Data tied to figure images
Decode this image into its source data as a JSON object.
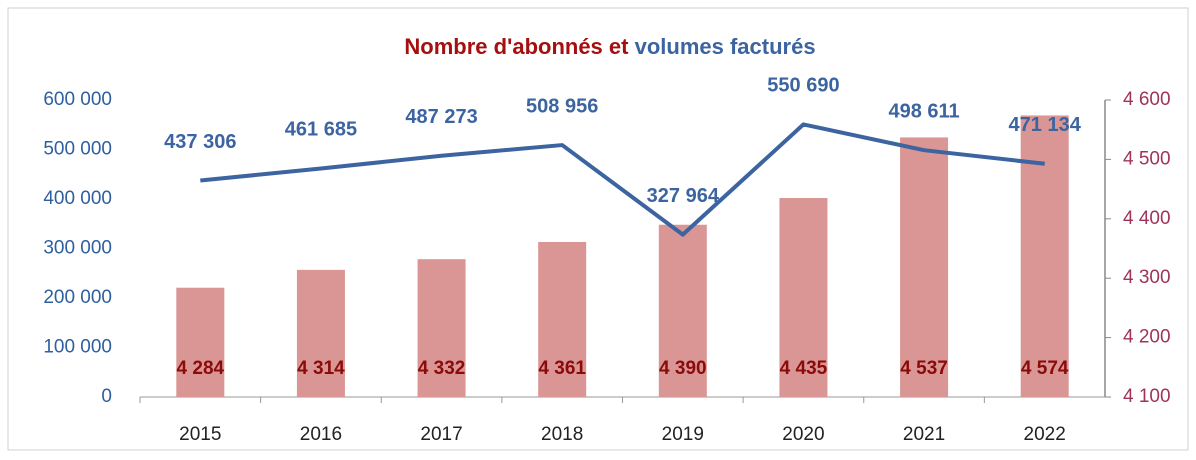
{
  "chart_data": {
    "type": "combo",
    "title": [
      "Nombre d'abonnés",
      "et",
      "volumes facturés"
    ],
    "title_colors": [
      "#a50f0f",
      "#a50f0f",
      "#3b64a0"
    ],
    "categories": [
      "2015",
      "2016",
      "2017",
      "2018",
      "2019",
      "2020",
      "2021",
      "2022"
    ],
    "series": [
      {
        "type": "bar",
        "axis": "y2",
        "color": "#d99694",
        "label_color": "#8b0a0a",
        "values": [
          4284,
          4314,
          4332,
          4361,
          4390,
          4435,
          4537,
          4574
        ],
        "value_labels": [
          "4 284",
          "4 314",
          "4 332",
          "4 361",
          "4 390",
          "4 435",
          "4 537",
          "4 574"
        ]
      },
      {
        "type": "line",
        "color": "#3b64a0",
        "label_color": "#3b64a0",
        "values": [
          437306,
          461685,
          487273,
          508956,
          327964,
          550690,
          498611,
          471134
        ],
        "value_labels": [
          "437 306",
          "461 685",
          "487 273",
          "508 956",
          "327 964",
          "550 690",
          "498 611",
          "471 134"
        ]
      }
    ],
    "ylim": [
      0,
      600000
    ],
    "yticks": [
      0,
      {
        "value": 100000,
        "label": "100 000"
      },
      {
        "value": 200000,
        "label": "200 000"
      },
      {
        "value": 300000,
        "label": "300 000"
      },
      {
        "value": 400000,
        "label": "400 000"
      },
      {
        "value": 500000,
        "label": "500 000"
      },
      {
        "value": 600000,
        "label": "600 000"
      }
    ],
    "y2lim": [
      4100,
      4600
    ],
    "y2ticks": [
      {
        "value": 4100,
        "label": "4 100"
      },
      {
        "value": 4200,
        "label": "4 200"
      },
      {
        "value": 4300,
        "label": "4 300"
      },
      {
        "value": 4400,
        "label": "4 400"
      },
      {
        "value": 4500,
        "label": "4 500"
      },
      {
        "value": 4600,
        "label": "4 600"
      }
    ],
    "ytick_color": "#2e5f9e",
    "y2tick_color": "#a0335b",
    "grid": false
  }
}
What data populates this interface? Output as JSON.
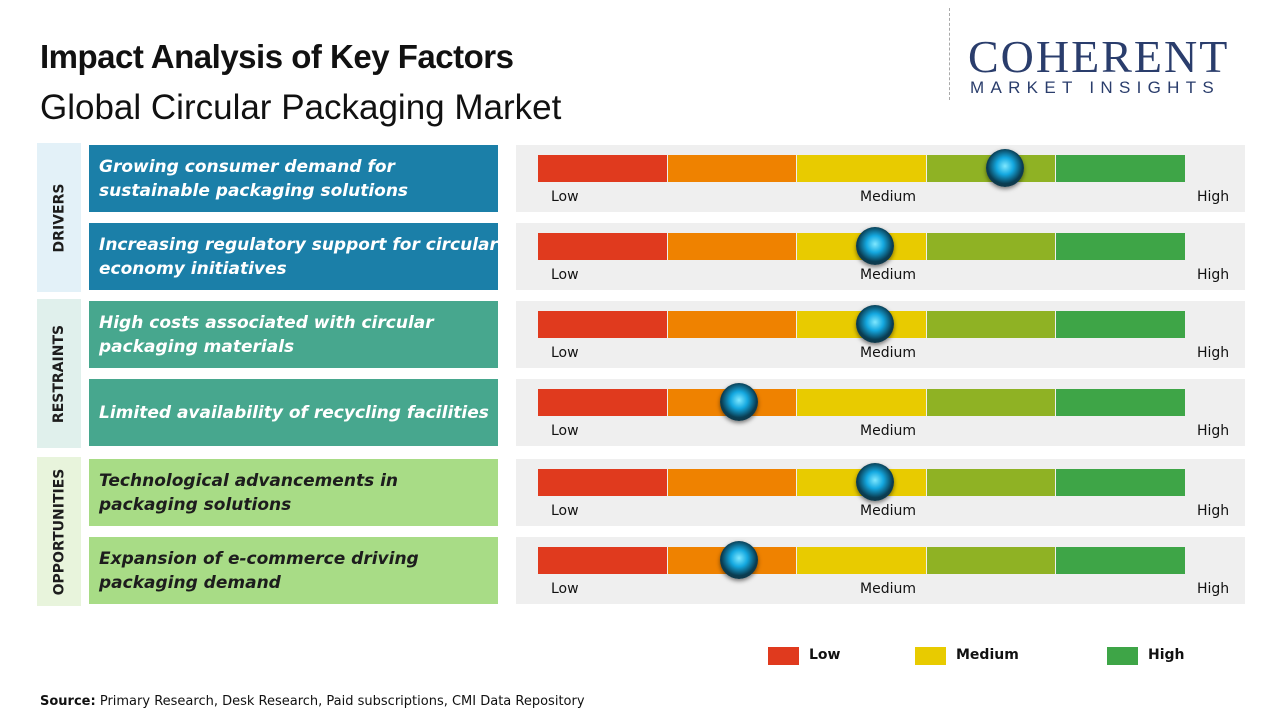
{
  "header": {
    "title": "Impact Analysis of Key Factors",
    "subtitle": "Global Circular Packaging Market"
  },
  "logo": {
    "name": "COHERENT",
    "tagline": "MARKET INSIGHTS"
  },
  "scale": {
    "xlim": [
      0,
      100
    ],
    "labels": [
      "Low",
      "Medium",
      "High"
    ],
    "segment_colors": [
      "#e03a1e",
      "#ef8200",
      "#e8cb00",
      "#8fb224",
      "#3ea547"
    ]
  },
  "groups": [
    {
      "label": "DRIVERS",
      "color": "#1b7fa8",
      "bg": "#e3f1f8",
      "text_color": "#ffffff",
      "factors": [
        {
          "text": "Growing consumer demand for sustainable packaging solutions",
          "impact": 72
        },
        {
          "text": "Increasing regulatory support for circular economy initiatives",
          "impact": 52
        }
      ]
    },
    {
      "label": "RESTRAINTS",
      "color": "#47a78e",
      "bg": "#e0f0ec",
      "text_color": "#ffffff",
      "factors": [
        {
          "text": "High costs associated with circular packaging materials",
          "impact": 52
        },
        {
          "text": "Limited availability of recycling facilities",
          "impact": 31
        }
      ]
    },
    {
      "label": "OPPORTUNITIES",
      "color": "#a8dc86",
      "bg": "#e8f4dc",
      "text_color": "#1d1d1d",
      "factors": [
        {
          "text": "Technological advancements in packaging solutions",
          "impact": 52
        },
        {
          "text": "Expansion of e-commerce driving packaging demand",
          "impact": 31
        }
      ]
    }
  ],
  "legend": [
    {
      "label": "Low",
      "color": "#e03a1e"
    },
    {
      "label": "Medium",
      "color": "#e8cb00"
    },
    {
      "label": "High",
      "color": "#3ea547"
    }
  ],
  "source": {
    "label": "Source:",
    "text": "Primary Research, Desk Research, Paid subscriptions, CMI Data Repository"
  }
}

» **Objective**:
Pictures don't belong in the copy. Restate all the entries exactly.

» **Correct answer**:
Decode this image into its source data as a JSON object.
{
  "chart_data": {
    "type": "combo",
    "title": [
      "Nombre d'abonnés",
      "et",
      "volumes facturés"
    ],
    "title_colors": [
      "#a50f0f",
      "#a50f0f",
      "#3b64a0"
    ],
    "categories": [
      "2015",
      "2016",
      "2017",
      "2018",
      "2019",
      "2020",
      "2021",
      "2022"
    ],
    "series": [
      {
        "type": "bar",
        "axis": "y2",
        "color": "#d99694",
        "label_color": "#8b0a0a",
        "values": [
          4284,
          4314,
          4332,
          4361,
          4390,
          4435,
          4537,
          4574
        ],
        "value_labels": [
          "4 284",
          "4 314",
          "4 332",
          "4 361",
          "4 390",
          "4 435",
          "4 537",
          "4 574"
        ]
      },
      {
        "type": "line",
        "color": "#3b64a0",
        "label_color": "#3b64a0",
        "values": [
          437306,
          461685,
          487273,
          508956,
          327964,
          550690,
          498611,
          471134
        ],
        "value_labels": [
          "437 306",
          "461 685",
          "487 273",
          "508 956",
          "327 964",
          "550 690",
          "498 611",
          "471 134"
        ]
      }
    ],
    "ylim": [
      0,
      600000
    ],
    "yticks": [
      0,
      {
        "value": 100000,
        "label": "100 000"
      },
      {
        "value": 200000,
        "label": "200 000"
      },
      {
        "value": 300000,
        "label": "300 000"
      },
      {
        "value": 400000,
        "label": "400 000"
      },
      {
        "value": 500000,
        "label": "500 000"
      },
      {
        "value": 600000,
        "label": "600 000"
      }
    ],
    "y2lim": [
      4100,
      4600
    ],
    "y2ticks": [
      {
        "value": 4100,
        "label": "4 100"
      },
      {
        "value": 4200,
        "label": "4 200"
      },
      {
        "value": 4300,
        "label": "4 300"
      },
      {
        "value": 4400,
        "label": "4 400"
      },
      {
        "value": 4500,
        "label": "4 500"
      },
      {
        "value": 4600,
        "label": "4 600"
      }
    ],
    "ytick_color": "#2e5f9e",
    "y2tick_color": "#a0335b",
    "grid": false
  }
}
What data populates this interface? Output as JSON.
{
  "header": {
    "title": "Impact Analysis of Key Factors",
    "subtitle": "Global Circular Packaging Market"
  },
  "logo": {
    "name": "COHERENT",
    "tagline": "MARKET INSIGHTS"
  },
  "scale": {
    "xlim": [
      0,
      100
    ],
    "labels": [
      "Low",
      "Medium",
      "High"
    ],
    "segment_colors": [
      "#e03a1e",
      "#ef8200",
      "#e8cb00",
      "#8fb224",
      "#3ea547"
    ]
  },
  "groups": [
    {
      "label": "DRIVERS",
      "color": "#1b7fa8",
      "bg": "#e3f1f8",
      "text_color": "#ffffff",
      "factors": [
        {
          "text": "Growing consumer demand for sustainable packaging solutions",
          "impact": 72
        },
        {
          "text": "Increasing regulatory support for circular economy initiatives",
          "impact": 52
        }
      ]
    },
    {
      "label": "RESTRAINTS",
      "color": "#47a78e",
      "bg": "#e0f0ec",
      "text_color": "#ffffff",
      "factors": [
        {
          "text": "High costs associated with circular packaging materials",
          "impact": 52
        },
        {
          "text": "Limited availability of recycling facilities",
          "impact": 31
        }
      ]
    },
    {
      "label": "OPPORTUNITIES",
      "color": "#a8dc86",
      "bg": "#e8f4dc",
      "text_color": "#1d1d1d",
      "factors": [
        {
          "text": "Technological advancements in packaging solutions",
          "impact": 52
        },
        {
          "text": "Expansion of e-commerce driving packaging demand",
          "impact": 31
        }
      ]
    }
  ],
  "legend": [
    {
      "label": "Low",
      "color": "#e03a1e"
    },
    {
      "label": "Medium",
      "color": "#e8cb00"
    },
    {
      "label": "High",
      "color": "#3ea547"
    }
  ],
  "source": {
    "label": "Source:",
    "text": "Primary Research, Desk Research, Paid subscriptions, CMI Data Repository"
  }
}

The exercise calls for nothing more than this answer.